● Directions
Copy out the material below, changing "Nonimmigrants" to "Non-immigrants" wherever it occurs and leaving everything else as it is.

● Listed records

☆ ☆ ☆

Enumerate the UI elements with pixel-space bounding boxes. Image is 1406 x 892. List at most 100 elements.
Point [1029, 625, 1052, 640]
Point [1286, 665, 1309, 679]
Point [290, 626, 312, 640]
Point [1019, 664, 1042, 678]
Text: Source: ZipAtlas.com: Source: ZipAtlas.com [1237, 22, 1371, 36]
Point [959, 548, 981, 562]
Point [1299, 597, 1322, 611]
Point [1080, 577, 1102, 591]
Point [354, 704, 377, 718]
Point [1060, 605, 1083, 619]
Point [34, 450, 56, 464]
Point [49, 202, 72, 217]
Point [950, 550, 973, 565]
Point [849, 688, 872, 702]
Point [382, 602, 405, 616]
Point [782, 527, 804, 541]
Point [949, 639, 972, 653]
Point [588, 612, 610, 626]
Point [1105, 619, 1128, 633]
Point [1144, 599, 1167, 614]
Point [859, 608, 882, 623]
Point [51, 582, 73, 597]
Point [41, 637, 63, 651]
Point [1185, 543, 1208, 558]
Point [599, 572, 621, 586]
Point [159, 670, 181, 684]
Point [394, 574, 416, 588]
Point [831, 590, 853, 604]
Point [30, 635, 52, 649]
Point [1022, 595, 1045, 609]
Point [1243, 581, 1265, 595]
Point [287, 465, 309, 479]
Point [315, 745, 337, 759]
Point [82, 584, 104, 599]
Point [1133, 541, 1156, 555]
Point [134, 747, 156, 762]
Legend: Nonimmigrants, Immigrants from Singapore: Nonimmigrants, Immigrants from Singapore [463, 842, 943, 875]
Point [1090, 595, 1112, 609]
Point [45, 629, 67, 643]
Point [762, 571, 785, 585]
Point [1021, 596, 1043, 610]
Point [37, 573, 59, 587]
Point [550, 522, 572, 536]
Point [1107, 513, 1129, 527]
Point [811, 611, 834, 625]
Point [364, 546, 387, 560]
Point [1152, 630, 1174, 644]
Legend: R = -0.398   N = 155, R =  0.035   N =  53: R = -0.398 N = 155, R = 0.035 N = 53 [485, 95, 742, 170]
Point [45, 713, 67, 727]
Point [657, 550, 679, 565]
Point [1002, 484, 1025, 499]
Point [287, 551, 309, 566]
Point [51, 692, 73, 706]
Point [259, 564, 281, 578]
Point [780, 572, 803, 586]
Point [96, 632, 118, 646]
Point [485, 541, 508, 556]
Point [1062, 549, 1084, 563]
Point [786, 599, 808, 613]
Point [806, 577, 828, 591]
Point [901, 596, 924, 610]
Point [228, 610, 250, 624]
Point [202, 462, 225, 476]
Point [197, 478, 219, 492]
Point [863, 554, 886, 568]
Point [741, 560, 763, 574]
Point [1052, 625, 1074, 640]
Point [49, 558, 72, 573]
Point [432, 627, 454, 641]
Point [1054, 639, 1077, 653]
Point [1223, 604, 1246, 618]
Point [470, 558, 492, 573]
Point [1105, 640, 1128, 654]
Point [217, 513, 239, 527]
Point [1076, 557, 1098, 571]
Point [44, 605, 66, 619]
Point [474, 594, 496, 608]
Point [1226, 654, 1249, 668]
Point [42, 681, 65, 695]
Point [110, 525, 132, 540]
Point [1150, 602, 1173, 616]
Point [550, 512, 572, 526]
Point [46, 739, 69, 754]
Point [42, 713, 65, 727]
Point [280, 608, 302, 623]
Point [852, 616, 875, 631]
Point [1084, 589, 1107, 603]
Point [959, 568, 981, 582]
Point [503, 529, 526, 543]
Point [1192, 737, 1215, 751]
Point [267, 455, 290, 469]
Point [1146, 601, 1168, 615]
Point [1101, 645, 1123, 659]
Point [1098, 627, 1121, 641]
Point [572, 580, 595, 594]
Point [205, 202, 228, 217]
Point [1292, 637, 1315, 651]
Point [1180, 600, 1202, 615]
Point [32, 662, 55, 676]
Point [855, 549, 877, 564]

☆ ☆ ☆

● Worked answer
Enumerate the UI elements with pixel-space bounding boxes. Image is 1406 x 892. List at most 100 elements.
Point [1029, 625, 1052, 640]
Point [1286, 665, 1309, 679]
Point [290, 626, 312, 640]
Point [1019, 664, 1042, 678]
Text: Source: ZipAtlas.com: Source: ZipAtlas.com [1237, 22, 1371, 36]
Point [959, 548, 981, 562]
Point [1299, 597, 1322, 611]
Point [1080, 577, 1102, 591]
Point [354, 704, 377, 718]
Point [1060, 605, 1083, 619]
Point [34, 450, 56, 464]
Point [49, 202, 72, 217]
Point [950, 550, 973, 565]
Point [849, 688, 872, 702]
Point [382, 602, 405, 616]
Point [782, 527, 804, 541]
Point [949, 639, 972, 653]
Point [588, 612, 610, 626]
Point [1105, 619, 1128, 633]
Point [1144, 599, 1167, 614]
Point [859, 608, 882, 623]
Point [51, 582, 73, 597]
Point [41, 637, 63, 651]
Point [1185, 543, 1208, 558]
Point [599, 572, 621, 586]
Point [159, 670, 181, 684]
Point [394, 574, 416, 588]
Point [831, 590, 853, 604]
Point [30, 635, 52, 649]
Point [1022, 595, 1045, 609]
Point [1243, 581, 1265, 595]
Point [287, 465, 309, 479]
Point [315, 745, 337, 759]
Point [82, 584, 104, 599]
Point [1133, 541, 1156, 555]
Point [134, 747, 156, 762]
Legend: Non-immigrants, Immigrants from Singapore: Non-immigrants, Immigrants from Singapore [463, 842, 943, 875]
Point [1090, 595, 1112, 609]
Point [45, 629, 67, 643]
Point [762, 571, 785, 585]
Point [1021, 596, 1043, 610]
Point [37, 573, 59, 587]
Point [550, 522, 572, 536]
Point [1107, 513, 1129, 527]
Point [811, 611, 834, 625]
Point [364, 546, 387, 560]
Point [1152, 630, 1174, 644]
Legend: R = -0.398   N = 155, R =  0.035   N =  53: R = -0.398 N = 155, R = 0.035 N = 53 [485, 95, 742, 170]
Point [45, 713, 67, 727]
Point [657, 550, 679, 565]
Point [1002, 484, 1025, 499]
Point [287, 551, 309, 566]
Point [51, 692, 73, 706]
Point [259, 564, 281, 578]
Point [780, 572, 803, 586]
Point [96, 632, 118, 646]
Point [485, 541, 508, 556]
Point [1062, 549, 1084, 563]
Point [786, 599, 808, 613]
Point [806, 577, 828, 591]
Point [901, 596, 924, 610]
Point [228, 610, 250, 624]
Point [202, 462, 225, 476]
Point [197, 478, 219, 492]
Point [863, 554, 886, 568]
Point [741, 560, 763, 574]
Point [1052, 625, 1074, 640]
Point [49, 558, 72, 573]
Point [432, 627, 454, 641]
Point [1054, 639, 1077, 653]
Point [1223, 604, 1246, 618]
Point [470, 558, 492, 573]
Point [1105, 640, 1128, 654]
Point [217, 513, 239, 527]
Point [1076, 557, 1098, 571]
Point [44, 605, 66, 619]
Point [474, 594, 496, 608]
Point [1226, 654, 1249, 668]
Point [42, 681, 65, 695]
Point [110, 525, 132, 540]
Point [1150, 602, 1173, 616]
Point [550, 512, 572, 526]
Point [46, 739, 69, 754]
Point [42, 713, 65, 727]
Point [280, 608, 302, 623]
Point [852, 616, 875, 631]
Point [1084, 589, 1107, 603]
Point [959, 568, 981, 582]
Point [503, 529, 526, 543]
Point [1192, 737, 1215, 751]
Point [267, 455, 290, 469]
Point [1146, 601, 1168, 615]
Point [1101, 645, 1123, 659]
Point [1098, 627, 1121, 641]
Point [572, 580, 595, 594]
Point [205, 202, 228, 217]
Point [1292, 637, 1315, 651]
Point [1180, 600, 1202, 615]
Point [32, 662, 55, 676]
Point [855, 549, 877, 564]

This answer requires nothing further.